_Source_:
......
This kind of thing happens more readily now. Before we all got wired up, people put information down on paper. Back then, this pastor would have written me a letter, which would have been sitting in my to-do folder, waiting for me. Or if he had called, I would have written all his information down on one of those pink message tablets we used to keep by the phone, which now would be sitting in my to-do folder, waiting for me. The only way I would have lost it is if the office burned down.

But now, all communication is gone. And I didn’t memorize his name, because I didn’t need to. Or so I thought, at least.

Of course, we’re blessed. Smart phones, tablets and laptops store and transmit all our information. We can take it with us wherever we go. When I slide my laptop into my briefcase, I carry around enough letters, memos and other documents to fill a storeroom full of file cabinets. But when it goes, it’s gone.
......
_Goal_:
According to the passage about lost digital information, why would the pastor's information not have been lost in the days before everyone "got wired up"? Answer in one to three sentences. The listing after this passage comes from a separate source.
......
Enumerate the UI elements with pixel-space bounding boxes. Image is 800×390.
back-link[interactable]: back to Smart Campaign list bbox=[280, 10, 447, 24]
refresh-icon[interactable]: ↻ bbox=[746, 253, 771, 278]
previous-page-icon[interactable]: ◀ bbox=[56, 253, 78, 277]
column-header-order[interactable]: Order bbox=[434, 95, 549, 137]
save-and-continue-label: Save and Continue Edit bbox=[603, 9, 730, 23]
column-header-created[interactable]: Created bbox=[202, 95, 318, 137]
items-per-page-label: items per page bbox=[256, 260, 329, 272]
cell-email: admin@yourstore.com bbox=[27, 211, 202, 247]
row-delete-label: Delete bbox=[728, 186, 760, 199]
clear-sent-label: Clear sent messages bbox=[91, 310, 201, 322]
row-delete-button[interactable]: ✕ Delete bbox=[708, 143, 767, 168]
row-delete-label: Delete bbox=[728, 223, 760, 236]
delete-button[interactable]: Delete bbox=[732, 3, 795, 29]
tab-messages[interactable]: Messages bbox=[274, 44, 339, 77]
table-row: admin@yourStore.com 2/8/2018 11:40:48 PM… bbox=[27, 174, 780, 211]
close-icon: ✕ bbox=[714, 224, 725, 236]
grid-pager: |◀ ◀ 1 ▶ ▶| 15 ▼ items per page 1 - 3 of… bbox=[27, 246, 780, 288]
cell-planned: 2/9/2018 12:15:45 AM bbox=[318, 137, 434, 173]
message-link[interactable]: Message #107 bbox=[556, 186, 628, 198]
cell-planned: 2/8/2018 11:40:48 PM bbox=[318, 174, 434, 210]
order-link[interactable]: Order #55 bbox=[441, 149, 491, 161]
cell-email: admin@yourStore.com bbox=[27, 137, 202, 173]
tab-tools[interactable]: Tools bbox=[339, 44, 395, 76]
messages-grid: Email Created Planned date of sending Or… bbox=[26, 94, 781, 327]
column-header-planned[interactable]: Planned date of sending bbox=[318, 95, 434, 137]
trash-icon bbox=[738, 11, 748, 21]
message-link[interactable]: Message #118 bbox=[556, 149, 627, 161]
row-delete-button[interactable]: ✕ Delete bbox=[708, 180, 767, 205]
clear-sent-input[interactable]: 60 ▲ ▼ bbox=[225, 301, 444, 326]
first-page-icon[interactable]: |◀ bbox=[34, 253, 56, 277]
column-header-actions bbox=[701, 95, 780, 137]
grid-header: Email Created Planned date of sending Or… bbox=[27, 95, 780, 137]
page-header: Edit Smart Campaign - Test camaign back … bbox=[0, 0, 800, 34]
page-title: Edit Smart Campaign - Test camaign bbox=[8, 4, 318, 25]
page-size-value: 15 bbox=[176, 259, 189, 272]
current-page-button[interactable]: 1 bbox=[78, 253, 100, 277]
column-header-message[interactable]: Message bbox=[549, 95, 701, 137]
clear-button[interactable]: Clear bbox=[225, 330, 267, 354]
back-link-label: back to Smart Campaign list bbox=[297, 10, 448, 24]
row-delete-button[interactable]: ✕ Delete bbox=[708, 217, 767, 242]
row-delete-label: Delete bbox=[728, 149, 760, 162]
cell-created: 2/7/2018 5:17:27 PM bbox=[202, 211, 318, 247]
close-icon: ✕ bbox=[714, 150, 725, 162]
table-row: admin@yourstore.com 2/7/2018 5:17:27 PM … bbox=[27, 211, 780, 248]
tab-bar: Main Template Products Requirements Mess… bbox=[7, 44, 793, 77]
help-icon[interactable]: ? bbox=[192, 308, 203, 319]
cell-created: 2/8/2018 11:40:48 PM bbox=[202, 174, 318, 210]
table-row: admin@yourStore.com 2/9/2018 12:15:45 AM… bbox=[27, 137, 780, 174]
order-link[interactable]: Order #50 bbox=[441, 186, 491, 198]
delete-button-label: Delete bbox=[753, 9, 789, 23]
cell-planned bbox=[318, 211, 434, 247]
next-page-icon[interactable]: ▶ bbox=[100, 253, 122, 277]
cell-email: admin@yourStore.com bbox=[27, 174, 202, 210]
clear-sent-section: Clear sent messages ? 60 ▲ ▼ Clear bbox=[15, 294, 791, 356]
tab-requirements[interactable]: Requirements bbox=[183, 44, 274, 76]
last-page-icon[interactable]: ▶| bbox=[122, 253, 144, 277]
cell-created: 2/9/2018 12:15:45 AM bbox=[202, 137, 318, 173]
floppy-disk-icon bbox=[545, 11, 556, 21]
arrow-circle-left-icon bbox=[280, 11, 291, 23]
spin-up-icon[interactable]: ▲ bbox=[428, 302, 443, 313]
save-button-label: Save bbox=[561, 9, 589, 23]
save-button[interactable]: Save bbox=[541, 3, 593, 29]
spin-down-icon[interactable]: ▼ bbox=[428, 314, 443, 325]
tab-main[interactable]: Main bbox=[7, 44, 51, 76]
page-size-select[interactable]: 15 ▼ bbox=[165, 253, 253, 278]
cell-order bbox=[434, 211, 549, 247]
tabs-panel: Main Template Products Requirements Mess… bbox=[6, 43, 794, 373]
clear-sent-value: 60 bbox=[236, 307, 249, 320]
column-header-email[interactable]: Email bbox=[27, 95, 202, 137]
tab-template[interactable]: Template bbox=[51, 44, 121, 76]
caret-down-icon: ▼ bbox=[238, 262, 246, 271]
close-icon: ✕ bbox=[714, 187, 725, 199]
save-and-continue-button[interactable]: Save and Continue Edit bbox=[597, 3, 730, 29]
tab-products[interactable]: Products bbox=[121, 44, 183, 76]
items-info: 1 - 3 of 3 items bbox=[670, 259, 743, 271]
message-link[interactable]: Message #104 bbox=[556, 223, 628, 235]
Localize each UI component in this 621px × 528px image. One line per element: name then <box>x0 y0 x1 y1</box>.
......
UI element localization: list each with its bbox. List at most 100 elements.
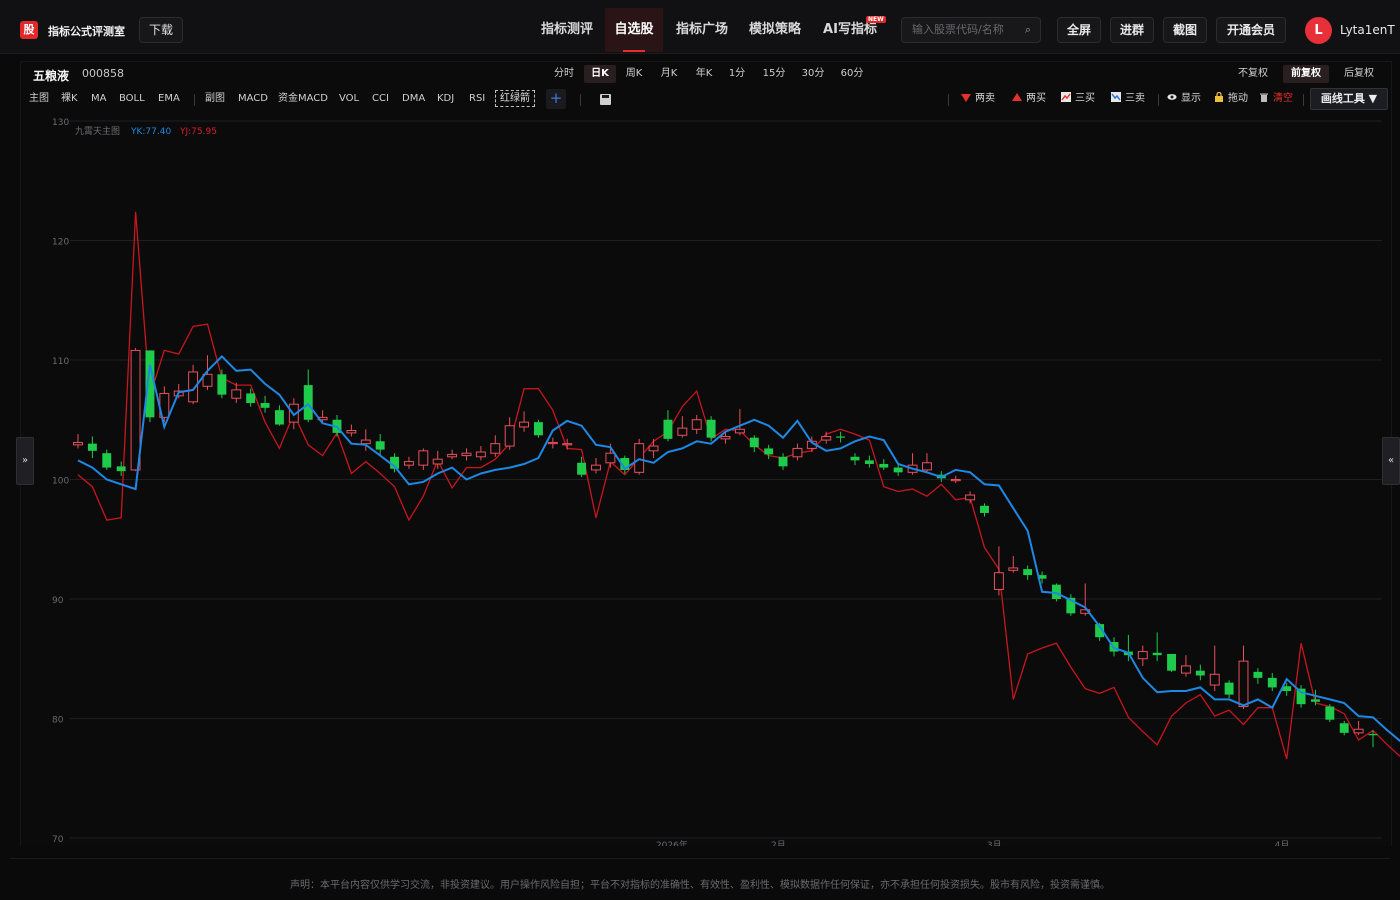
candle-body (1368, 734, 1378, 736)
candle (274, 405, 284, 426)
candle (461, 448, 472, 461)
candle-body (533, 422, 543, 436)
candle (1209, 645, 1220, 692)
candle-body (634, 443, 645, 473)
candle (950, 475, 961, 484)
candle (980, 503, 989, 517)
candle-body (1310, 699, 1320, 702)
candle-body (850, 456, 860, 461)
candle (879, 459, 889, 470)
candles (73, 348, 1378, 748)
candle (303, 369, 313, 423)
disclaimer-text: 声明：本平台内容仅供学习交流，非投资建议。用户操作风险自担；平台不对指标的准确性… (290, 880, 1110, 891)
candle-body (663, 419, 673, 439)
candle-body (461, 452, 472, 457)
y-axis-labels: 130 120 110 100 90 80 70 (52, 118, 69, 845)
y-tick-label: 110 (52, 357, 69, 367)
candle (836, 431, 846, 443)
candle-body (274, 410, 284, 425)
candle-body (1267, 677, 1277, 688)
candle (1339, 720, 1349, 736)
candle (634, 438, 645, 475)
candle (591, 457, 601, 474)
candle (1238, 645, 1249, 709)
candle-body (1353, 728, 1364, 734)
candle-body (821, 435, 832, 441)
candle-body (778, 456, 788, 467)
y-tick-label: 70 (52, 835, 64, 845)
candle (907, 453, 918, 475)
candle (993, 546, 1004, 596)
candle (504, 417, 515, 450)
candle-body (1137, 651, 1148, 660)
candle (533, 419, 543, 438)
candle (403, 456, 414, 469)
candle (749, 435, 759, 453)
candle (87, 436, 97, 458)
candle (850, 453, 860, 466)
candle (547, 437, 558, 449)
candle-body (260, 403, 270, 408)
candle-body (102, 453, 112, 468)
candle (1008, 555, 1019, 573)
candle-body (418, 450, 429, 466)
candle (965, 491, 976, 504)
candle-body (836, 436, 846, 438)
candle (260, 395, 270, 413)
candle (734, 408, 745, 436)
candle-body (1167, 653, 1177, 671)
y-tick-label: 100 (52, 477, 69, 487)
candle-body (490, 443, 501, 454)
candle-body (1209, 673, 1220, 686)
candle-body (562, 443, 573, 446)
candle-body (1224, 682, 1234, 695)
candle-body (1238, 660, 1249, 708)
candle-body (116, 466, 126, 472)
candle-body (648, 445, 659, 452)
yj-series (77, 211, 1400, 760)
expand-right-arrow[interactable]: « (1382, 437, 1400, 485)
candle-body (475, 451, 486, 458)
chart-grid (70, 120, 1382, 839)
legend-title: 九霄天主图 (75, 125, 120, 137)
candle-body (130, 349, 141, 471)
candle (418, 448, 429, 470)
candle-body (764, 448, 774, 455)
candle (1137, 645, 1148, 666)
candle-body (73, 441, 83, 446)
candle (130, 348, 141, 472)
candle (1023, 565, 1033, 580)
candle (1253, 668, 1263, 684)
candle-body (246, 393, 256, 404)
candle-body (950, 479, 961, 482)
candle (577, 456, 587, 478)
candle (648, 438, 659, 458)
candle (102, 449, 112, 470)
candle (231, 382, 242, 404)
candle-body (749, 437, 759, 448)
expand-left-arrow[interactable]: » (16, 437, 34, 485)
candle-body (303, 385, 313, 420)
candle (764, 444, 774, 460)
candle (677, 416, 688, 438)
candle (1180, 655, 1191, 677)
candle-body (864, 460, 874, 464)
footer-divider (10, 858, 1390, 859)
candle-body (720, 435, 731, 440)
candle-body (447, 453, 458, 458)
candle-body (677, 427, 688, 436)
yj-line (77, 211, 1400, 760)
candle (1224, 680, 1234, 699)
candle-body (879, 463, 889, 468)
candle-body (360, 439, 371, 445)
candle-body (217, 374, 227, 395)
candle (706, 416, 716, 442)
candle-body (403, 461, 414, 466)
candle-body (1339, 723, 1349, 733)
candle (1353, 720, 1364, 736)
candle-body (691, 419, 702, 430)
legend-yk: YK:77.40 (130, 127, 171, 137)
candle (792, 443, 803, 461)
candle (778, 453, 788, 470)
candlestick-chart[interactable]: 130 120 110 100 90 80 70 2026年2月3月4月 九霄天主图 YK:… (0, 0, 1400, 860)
......
_The completed task_:
Back then, the information would have been on paper: either his letter or a note on a pink message tablet, kept in the to-do folder. The only way it could have been lost was if the office burned down.